__GIVEN DATA__:
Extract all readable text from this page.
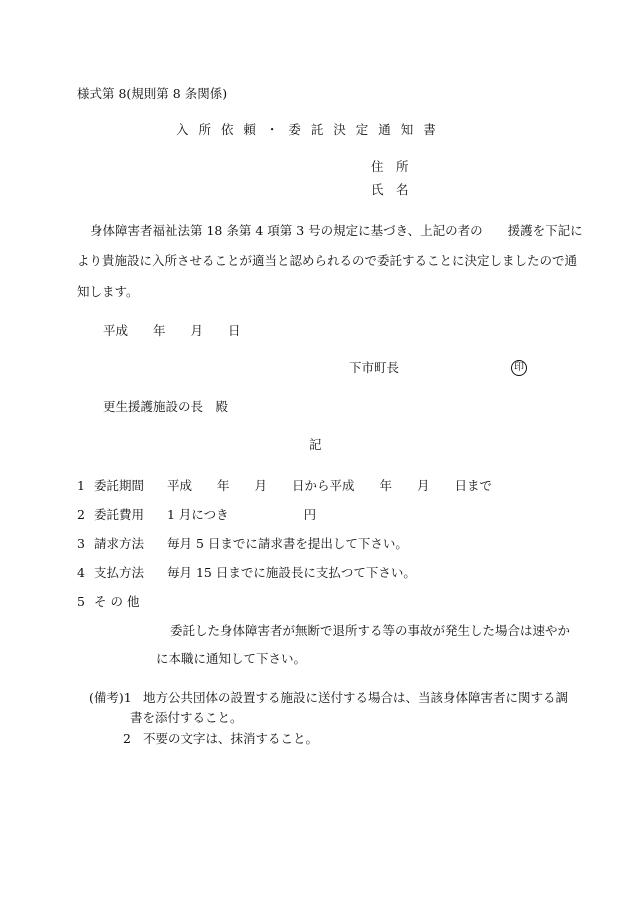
様式第 8(規則第 8 条関係)
入 所 依 頼 ・ 委 託 決 定 通 知 書
住　所
氏　名
身体障害者福祉法第 18 条第 4 項第 3 号の規定に基づき、上記の者の　　援護を下記に
より貴施設に入所させることが適当と認められるので委託することに決定しましたので通
知します。
平成　　年　　月　　日
下市町長	印
更生援護施設の長　殿
記
1 委託期間 平成　　年　　月　　日から平成　　年　　月　　日まで
2 委託費用 1 月につき　　　　　　円
3 請求方法 毎月 5 日までに請求書を提出して下さい。
4 支払方法 毎月 15 日までに施設長に支払つて下さい。
5 そ の 他
委託した身体障害者が無断で退所する等の事故が発生した場合は速やか
に本職に通知して下さい。
(備考)1 地方公共団体の設置する施設に送付する場合は、当該身体障害者に関する調
書を添付すること。
2 不要の文字は、抹消すること。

__THE TASK__:
Repeat the material above in full and exactly, omitting the pictures.

__RESPONSE TO THE EXERCISE__:
Extract all readable text from this page.
様式第 8(規則第 8 条関係)
入 所 依 頼 ・ 委 託 決 定 通 知 書
住　所
氏　名
身体障害者福祉法第 18 条第 4 項第 3 号の規定に基づき、上記の者の　　援護を下記に
より貴施設に入所させることが適当と認められるので委託することに決定しましたので通
知します。
平成　　年　　月　　日
下市町長	印
更生援護施設の長　殿
記
1 委託期間 平成　　年　　月　　日から平成　　年　　月　　日まで
2 委託費用 1 月につき　　　　　　円
3 請求方法 毎月 5 日までに請求書を提出して下さい。
4 支払方法 毎月 15 日までに施設長に支払つて下さい。
5 そ の 他
委託した身体障害者が無断で退所する等の事故が発生した場合は速やか
に本職に通知して下さい。
(備考)1 地方公共団体の設置する施設に送付する場合は、当該身体障害者に関する調
書を添付すること。
2 不要の文字は、抹消すること。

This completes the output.